§ Task statement:
Filter the lines below, keeping each one that holds "gjort".

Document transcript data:

※

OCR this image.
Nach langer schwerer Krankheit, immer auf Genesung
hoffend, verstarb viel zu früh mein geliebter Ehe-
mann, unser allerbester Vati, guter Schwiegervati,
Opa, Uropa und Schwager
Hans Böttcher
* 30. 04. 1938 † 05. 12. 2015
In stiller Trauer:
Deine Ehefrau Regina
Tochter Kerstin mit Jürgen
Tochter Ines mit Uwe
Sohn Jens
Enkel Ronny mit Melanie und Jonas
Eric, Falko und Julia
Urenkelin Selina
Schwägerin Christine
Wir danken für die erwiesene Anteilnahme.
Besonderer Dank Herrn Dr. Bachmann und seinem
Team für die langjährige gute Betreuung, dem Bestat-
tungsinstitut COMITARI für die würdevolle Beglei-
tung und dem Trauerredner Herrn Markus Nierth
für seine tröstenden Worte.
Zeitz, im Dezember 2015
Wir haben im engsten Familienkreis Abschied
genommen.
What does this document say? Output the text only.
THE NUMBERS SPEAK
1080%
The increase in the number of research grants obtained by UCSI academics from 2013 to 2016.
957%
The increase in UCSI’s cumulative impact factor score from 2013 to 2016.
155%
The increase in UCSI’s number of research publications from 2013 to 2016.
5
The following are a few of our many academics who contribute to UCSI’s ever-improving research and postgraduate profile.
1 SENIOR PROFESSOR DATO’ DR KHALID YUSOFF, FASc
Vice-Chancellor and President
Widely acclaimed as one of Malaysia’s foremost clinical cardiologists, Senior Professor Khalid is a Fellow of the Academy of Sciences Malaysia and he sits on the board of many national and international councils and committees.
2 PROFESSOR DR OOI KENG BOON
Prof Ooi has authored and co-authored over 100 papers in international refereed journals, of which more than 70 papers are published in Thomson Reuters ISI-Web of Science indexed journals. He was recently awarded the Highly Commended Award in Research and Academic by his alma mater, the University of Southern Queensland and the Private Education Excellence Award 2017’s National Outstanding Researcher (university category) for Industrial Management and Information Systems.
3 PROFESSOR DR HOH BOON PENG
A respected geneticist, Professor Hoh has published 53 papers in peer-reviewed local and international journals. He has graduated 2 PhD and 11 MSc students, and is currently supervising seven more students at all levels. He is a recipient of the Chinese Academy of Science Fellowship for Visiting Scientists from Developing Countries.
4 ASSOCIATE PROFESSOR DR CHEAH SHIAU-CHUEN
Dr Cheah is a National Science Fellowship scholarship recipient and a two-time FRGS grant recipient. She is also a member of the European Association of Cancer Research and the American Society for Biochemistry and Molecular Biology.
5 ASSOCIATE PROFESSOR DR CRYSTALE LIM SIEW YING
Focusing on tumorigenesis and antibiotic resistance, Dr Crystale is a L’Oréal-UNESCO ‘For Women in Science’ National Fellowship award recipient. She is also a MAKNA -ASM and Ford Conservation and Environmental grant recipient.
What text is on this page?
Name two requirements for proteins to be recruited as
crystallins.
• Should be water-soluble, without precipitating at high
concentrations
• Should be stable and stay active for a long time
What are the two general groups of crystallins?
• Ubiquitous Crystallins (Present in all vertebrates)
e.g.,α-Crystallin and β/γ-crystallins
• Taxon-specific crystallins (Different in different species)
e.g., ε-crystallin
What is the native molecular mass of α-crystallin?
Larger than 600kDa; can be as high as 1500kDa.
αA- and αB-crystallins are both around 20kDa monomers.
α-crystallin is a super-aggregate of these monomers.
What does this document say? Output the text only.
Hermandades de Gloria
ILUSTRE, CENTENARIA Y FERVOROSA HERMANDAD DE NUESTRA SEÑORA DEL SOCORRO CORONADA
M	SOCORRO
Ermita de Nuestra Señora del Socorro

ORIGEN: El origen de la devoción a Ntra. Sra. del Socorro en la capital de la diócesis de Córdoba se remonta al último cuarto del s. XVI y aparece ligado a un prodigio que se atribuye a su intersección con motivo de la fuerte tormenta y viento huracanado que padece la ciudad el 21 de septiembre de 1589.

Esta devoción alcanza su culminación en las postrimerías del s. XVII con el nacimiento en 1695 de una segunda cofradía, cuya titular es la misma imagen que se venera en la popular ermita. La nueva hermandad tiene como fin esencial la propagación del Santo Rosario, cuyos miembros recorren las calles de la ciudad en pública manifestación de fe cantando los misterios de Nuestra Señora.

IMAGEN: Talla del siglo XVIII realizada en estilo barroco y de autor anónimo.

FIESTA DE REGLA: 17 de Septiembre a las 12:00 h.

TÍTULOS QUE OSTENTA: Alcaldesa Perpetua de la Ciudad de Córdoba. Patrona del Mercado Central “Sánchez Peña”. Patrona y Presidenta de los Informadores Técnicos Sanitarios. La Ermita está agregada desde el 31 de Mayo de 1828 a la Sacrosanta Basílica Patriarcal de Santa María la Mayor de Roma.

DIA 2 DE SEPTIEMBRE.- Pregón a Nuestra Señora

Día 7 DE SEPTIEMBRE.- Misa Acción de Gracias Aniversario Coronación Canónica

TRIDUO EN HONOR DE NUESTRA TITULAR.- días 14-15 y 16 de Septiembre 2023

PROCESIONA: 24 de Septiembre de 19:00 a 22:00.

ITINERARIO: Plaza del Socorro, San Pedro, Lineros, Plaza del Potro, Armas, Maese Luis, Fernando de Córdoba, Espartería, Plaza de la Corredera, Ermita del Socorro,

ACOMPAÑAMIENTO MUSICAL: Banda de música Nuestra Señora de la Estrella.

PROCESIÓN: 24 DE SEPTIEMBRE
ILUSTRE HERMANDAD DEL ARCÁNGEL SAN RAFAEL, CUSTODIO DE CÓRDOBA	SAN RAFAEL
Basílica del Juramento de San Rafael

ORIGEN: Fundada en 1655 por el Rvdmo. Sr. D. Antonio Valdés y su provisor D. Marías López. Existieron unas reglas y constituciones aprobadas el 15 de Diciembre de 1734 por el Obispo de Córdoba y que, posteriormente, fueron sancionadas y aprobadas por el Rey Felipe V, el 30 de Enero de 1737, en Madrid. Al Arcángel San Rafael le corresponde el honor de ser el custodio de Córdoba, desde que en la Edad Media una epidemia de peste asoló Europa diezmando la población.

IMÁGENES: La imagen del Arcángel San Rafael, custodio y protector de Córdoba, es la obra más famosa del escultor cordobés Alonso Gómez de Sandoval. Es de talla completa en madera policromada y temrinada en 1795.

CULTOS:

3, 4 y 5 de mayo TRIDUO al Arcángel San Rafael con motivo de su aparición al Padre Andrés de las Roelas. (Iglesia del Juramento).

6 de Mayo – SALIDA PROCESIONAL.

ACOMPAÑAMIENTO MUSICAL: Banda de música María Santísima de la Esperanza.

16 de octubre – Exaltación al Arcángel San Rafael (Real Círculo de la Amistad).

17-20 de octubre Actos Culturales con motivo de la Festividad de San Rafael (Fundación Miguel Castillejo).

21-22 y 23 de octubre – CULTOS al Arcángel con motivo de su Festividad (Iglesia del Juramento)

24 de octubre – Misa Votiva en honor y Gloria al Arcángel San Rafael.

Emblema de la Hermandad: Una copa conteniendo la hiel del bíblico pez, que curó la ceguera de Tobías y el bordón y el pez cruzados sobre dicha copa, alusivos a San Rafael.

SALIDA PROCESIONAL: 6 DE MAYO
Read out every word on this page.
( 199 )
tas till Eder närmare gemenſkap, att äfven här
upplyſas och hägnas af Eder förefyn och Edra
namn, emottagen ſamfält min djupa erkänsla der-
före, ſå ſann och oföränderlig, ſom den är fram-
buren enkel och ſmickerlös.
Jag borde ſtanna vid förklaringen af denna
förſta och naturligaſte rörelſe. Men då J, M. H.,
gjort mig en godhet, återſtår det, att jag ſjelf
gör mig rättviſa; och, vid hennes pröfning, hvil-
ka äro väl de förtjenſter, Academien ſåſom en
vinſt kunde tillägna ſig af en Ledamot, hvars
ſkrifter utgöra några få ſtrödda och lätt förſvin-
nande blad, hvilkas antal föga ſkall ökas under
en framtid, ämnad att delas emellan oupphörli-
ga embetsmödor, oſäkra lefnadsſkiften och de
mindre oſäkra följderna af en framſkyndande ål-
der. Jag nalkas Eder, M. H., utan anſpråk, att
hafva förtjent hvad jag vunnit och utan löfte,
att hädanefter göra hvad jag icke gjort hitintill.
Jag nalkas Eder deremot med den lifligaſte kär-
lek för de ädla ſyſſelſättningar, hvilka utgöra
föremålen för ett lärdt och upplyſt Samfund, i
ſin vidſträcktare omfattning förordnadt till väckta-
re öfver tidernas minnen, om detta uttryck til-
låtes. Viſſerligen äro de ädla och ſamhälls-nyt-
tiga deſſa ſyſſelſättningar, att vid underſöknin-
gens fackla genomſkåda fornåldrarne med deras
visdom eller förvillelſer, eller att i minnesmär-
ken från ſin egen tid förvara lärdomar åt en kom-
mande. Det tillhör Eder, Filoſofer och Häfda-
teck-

※

§ Completed exercise:
gjort mig en godhet, återſtår det, att jag ſjelf
att hädanefter göra hvad jag icke gjort hitintill.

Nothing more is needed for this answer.